> **WHAT THE TASK REQUIRES**:
Copy each line where the word "novembre" occurs.

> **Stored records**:
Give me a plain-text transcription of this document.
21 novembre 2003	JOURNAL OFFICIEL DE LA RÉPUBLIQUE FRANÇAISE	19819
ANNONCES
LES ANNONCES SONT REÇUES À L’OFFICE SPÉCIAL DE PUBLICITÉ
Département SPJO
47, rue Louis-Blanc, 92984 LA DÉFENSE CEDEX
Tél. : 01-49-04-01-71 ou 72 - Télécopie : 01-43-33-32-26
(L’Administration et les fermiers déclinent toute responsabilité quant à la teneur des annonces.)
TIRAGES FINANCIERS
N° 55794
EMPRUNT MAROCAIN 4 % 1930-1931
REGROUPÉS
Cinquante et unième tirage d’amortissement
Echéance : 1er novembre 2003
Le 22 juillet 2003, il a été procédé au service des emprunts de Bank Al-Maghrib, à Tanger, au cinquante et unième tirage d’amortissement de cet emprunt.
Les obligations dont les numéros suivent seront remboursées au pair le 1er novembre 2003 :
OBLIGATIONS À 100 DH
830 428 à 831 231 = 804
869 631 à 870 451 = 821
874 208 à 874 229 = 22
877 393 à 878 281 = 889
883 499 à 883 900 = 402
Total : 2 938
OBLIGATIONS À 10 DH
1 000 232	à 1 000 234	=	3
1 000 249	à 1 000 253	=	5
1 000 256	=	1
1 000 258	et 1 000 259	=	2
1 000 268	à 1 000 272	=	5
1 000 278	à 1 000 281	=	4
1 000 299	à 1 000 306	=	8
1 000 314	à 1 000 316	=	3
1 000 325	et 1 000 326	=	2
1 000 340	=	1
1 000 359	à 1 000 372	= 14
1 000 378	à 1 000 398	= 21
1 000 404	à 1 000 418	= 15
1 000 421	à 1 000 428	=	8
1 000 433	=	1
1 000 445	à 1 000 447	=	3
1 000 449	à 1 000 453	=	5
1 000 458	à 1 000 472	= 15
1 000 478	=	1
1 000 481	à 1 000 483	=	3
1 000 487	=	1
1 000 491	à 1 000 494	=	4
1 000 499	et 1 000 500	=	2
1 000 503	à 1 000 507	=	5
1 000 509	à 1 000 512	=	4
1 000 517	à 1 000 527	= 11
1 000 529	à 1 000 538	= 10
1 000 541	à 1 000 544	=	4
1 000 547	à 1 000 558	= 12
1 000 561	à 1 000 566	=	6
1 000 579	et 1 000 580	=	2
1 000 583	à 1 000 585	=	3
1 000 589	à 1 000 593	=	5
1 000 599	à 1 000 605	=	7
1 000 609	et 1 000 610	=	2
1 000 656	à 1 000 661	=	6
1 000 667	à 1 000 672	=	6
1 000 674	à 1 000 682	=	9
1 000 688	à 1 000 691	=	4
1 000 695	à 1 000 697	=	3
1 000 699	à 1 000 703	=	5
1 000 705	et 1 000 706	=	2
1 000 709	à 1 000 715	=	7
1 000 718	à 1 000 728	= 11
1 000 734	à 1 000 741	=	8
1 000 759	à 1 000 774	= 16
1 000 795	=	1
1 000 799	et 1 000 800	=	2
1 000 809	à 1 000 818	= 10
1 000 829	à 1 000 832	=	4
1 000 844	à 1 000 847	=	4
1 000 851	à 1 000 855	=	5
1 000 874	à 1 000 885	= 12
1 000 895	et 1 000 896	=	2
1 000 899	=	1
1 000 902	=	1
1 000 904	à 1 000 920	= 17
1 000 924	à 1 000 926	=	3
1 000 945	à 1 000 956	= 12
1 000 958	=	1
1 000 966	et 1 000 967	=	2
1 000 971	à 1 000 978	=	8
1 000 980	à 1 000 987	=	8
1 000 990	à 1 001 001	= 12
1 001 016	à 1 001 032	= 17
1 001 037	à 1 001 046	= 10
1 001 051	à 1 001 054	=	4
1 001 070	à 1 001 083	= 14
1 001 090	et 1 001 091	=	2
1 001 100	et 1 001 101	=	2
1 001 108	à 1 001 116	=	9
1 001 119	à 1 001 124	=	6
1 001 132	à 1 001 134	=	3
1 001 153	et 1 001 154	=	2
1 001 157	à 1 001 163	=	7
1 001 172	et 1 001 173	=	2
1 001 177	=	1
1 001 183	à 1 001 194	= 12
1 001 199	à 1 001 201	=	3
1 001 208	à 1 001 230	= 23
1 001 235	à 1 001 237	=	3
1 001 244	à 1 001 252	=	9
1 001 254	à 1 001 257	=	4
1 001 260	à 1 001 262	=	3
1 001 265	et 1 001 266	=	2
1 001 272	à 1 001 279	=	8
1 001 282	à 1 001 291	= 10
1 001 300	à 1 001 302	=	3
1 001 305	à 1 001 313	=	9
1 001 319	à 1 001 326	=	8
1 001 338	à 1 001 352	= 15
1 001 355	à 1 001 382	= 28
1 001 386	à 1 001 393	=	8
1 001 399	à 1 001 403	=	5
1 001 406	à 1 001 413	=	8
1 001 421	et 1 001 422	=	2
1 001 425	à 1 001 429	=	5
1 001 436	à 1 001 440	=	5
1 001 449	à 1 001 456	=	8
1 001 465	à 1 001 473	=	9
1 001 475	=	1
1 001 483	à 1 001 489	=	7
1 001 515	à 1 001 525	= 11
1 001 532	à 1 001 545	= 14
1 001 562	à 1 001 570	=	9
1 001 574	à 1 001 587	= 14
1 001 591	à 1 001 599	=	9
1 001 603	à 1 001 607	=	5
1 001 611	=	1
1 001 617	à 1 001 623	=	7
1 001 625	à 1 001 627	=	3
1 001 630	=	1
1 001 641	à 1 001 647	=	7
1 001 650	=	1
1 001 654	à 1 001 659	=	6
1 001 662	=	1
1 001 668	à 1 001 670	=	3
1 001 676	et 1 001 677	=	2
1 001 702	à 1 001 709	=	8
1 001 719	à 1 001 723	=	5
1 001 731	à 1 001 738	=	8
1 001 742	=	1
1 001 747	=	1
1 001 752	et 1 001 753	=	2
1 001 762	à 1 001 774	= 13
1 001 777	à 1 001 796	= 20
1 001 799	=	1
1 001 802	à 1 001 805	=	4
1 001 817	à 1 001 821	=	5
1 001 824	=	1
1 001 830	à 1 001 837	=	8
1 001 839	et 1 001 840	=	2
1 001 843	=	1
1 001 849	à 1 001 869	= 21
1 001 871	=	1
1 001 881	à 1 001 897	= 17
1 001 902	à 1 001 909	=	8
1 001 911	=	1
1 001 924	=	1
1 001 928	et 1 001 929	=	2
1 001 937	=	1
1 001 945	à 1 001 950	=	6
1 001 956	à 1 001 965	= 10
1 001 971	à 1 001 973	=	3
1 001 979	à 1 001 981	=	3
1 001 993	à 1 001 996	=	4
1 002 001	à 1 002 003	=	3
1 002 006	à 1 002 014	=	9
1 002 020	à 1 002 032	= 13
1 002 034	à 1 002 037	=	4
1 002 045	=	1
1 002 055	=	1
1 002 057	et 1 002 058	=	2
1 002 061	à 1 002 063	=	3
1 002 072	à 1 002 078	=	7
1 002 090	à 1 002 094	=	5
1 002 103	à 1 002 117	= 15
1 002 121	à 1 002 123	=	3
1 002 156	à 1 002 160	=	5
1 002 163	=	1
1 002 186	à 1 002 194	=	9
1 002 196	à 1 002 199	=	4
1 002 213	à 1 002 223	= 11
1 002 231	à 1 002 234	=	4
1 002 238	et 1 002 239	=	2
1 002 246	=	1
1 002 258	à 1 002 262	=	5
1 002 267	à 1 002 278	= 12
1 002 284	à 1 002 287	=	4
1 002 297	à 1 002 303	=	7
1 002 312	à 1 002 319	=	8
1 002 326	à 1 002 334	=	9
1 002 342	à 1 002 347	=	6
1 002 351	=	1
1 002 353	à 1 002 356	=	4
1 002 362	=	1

> **TASK SOLUTION**:
21 novembre 2003	JOURNAL OFFICIEL DE LA RÉPUBLIQUE FRANÇAISE	19819
Echéance : 1er novembre 2003
Les obligations dont les numéros suivent seront remboursées au pair le 1er novembre 2003 :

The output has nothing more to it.